What is needed: Please return every line of the data below verbatim, omitting the pictures.

(Lines of data)
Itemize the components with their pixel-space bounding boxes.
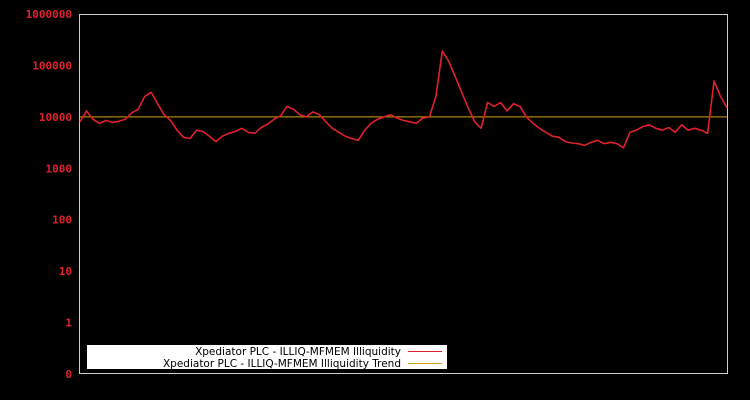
y-tick-label: 1000 <box>46 162 73 175</box>
illiquidity-series-line <box>79 50 728 149</box>
y-tick-label: 10 <box>59 265 72 278</box>
legend-label-trend: Xpediator PLC - ILLIQ-MFMEM Illiquidity … <box>163 358 401 370</box>
legend-box <box>87 345 447 369</box>
legend-label-illiquidity: Xpediator PLC - ILLIQ-MFMEM Illiquidity <box>195 346 401 358</box>
y-tick-label: 1000000 <box>26 8 72 21</box>
y-tick-label: 0 <box>65 368 72 381</box>
y-tick-label: 100000 <box>32 59 72 72</box>
y-tick-label: 100 <box>52 214 72 227</box>
y-tick-label: 1 <box>65 317 72 330</box>
plot-frame <box>79 14 728 374</box>
plot-lines <box>79 50 728 149</box>
legend: Xpediator PLC - ILLIQ-MFMEM Illiquidity … <box>87 345 447 370</box>
y-tick-label: 10000 <box>39 111 72 124</box>
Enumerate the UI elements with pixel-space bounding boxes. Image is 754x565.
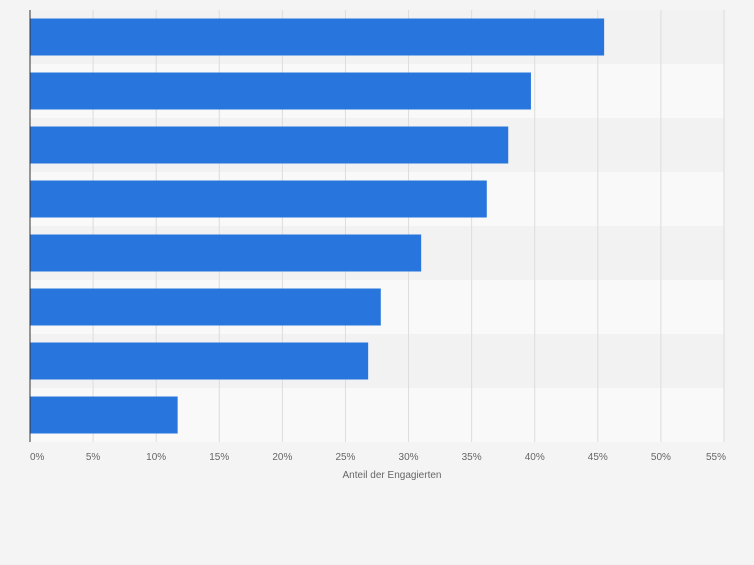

Solution:
Itemize the components with their pixel-space bounding boxes.
y-tick-label: 1000 <box>46 162 73 175</box>
illiquidity-series-line <box>79 50 728 149</box>
y-tick-label: 10 <box>59 265 72 278</box>
legend-label-trend: Xpediator PLC - ILLIQ-MFMEM Illiquidity … <box>163 358 401 370</box>
legend-box <box>87 345 447 369</box>
legend-label-illiquidity: Xpediator PLC - ILLIQ-MFMEM Illiquidity <box>195 346 401 358</box>
y-tick-label: 1000000 <box>26 8 72 21</box>
y-tick-label: 0 <box>65 368 72 381</box>
y-tick-label: 100000 <box>32 59 72 72</box>
y-tick-label: 100 <box>52 214 72 227</box>
y-tick-label: 1 <box>65 317 72 330</box>
plot-frame <box>79 14 728 374</box>
plot-lines <box>79 50 728 149</box>
legend: Xpediator PLC - ILLIQ-MFMEM Illiquidity … <box>87 345 447 370</box>
y-tick-label: 10000 <box>39 111 72 124</box>
Enumerate the UI elements with pixel-space bounding boxes. Image is 754x565.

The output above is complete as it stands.